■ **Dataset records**
◆ ◆ ◆

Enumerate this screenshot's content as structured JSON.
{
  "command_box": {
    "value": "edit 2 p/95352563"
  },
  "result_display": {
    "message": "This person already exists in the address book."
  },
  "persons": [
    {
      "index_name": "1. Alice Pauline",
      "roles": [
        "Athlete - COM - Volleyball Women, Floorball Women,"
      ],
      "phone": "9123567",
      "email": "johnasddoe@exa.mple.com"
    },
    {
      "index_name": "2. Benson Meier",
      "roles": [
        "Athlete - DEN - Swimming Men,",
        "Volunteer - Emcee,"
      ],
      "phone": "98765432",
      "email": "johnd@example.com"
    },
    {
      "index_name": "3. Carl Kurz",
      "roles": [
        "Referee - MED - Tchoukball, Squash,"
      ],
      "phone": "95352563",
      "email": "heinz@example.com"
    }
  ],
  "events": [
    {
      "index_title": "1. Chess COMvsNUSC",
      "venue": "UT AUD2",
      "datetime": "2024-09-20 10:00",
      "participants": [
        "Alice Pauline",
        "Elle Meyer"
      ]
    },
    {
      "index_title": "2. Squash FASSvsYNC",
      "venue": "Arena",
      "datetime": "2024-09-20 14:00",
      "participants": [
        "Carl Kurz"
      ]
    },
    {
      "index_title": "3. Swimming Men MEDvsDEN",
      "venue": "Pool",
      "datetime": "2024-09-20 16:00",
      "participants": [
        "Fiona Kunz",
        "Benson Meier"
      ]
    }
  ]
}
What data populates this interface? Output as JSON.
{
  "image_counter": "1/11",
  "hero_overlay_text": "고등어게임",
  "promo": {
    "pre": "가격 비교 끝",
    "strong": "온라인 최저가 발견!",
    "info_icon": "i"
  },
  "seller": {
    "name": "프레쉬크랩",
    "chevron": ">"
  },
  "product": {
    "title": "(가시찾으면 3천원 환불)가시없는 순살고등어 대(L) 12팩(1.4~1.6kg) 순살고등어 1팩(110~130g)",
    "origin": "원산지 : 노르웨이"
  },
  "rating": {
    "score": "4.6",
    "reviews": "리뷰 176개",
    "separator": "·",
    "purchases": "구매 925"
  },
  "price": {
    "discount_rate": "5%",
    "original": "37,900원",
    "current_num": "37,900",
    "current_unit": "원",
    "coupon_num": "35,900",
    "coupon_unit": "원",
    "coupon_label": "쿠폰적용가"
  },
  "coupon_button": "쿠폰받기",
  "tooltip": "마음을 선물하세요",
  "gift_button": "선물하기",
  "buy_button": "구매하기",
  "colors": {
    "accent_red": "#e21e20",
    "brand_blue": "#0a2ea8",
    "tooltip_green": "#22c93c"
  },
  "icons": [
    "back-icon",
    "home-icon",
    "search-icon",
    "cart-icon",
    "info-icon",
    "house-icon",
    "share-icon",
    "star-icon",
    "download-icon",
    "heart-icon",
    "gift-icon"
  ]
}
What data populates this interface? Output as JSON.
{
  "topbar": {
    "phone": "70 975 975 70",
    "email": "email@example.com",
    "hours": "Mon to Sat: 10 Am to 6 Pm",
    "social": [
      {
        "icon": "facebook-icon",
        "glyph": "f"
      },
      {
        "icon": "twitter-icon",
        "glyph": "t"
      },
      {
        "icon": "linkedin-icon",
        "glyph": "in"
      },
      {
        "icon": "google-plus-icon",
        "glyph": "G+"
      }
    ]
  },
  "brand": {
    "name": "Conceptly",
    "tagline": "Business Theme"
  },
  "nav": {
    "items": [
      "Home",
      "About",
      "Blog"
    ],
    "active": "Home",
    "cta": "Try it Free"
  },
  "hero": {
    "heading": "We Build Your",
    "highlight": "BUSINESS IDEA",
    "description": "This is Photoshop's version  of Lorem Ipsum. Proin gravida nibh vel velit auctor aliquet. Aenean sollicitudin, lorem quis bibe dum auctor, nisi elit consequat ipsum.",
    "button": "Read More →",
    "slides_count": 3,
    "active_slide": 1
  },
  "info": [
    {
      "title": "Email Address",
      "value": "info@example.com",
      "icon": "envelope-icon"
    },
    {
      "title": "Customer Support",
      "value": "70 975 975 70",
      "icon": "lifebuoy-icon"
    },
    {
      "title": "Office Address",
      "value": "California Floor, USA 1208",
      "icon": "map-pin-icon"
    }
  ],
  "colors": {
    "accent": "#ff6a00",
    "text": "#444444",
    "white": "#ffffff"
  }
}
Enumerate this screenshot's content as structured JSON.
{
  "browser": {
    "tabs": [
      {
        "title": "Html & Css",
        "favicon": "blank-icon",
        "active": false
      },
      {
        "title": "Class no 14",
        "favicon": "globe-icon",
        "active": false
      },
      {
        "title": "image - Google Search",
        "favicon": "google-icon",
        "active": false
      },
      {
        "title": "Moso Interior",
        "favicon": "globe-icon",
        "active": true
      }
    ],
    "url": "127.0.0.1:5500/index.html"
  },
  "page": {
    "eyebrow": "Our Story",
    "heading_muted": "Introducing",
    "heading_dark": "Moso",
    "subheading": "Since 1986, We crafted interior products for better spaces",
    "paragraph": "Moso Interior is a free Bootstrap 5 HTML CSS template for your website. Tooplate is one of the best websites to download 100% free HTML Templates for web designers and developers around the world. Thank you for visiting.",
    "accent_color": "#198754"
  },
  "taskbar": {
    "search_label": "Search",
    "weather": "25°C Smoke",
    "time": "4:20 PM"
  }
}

◆ ◆ ◆

■ **Instructions to follow**
Gather every line from the listing above in which "datetime" appears, and copy those lines.

■ **Response to the task**
      "datetime": "2024-09-20 10:00",
      "datetime": "2024-09-20 14:00",
      "datetime": "2024-09-20 16:00",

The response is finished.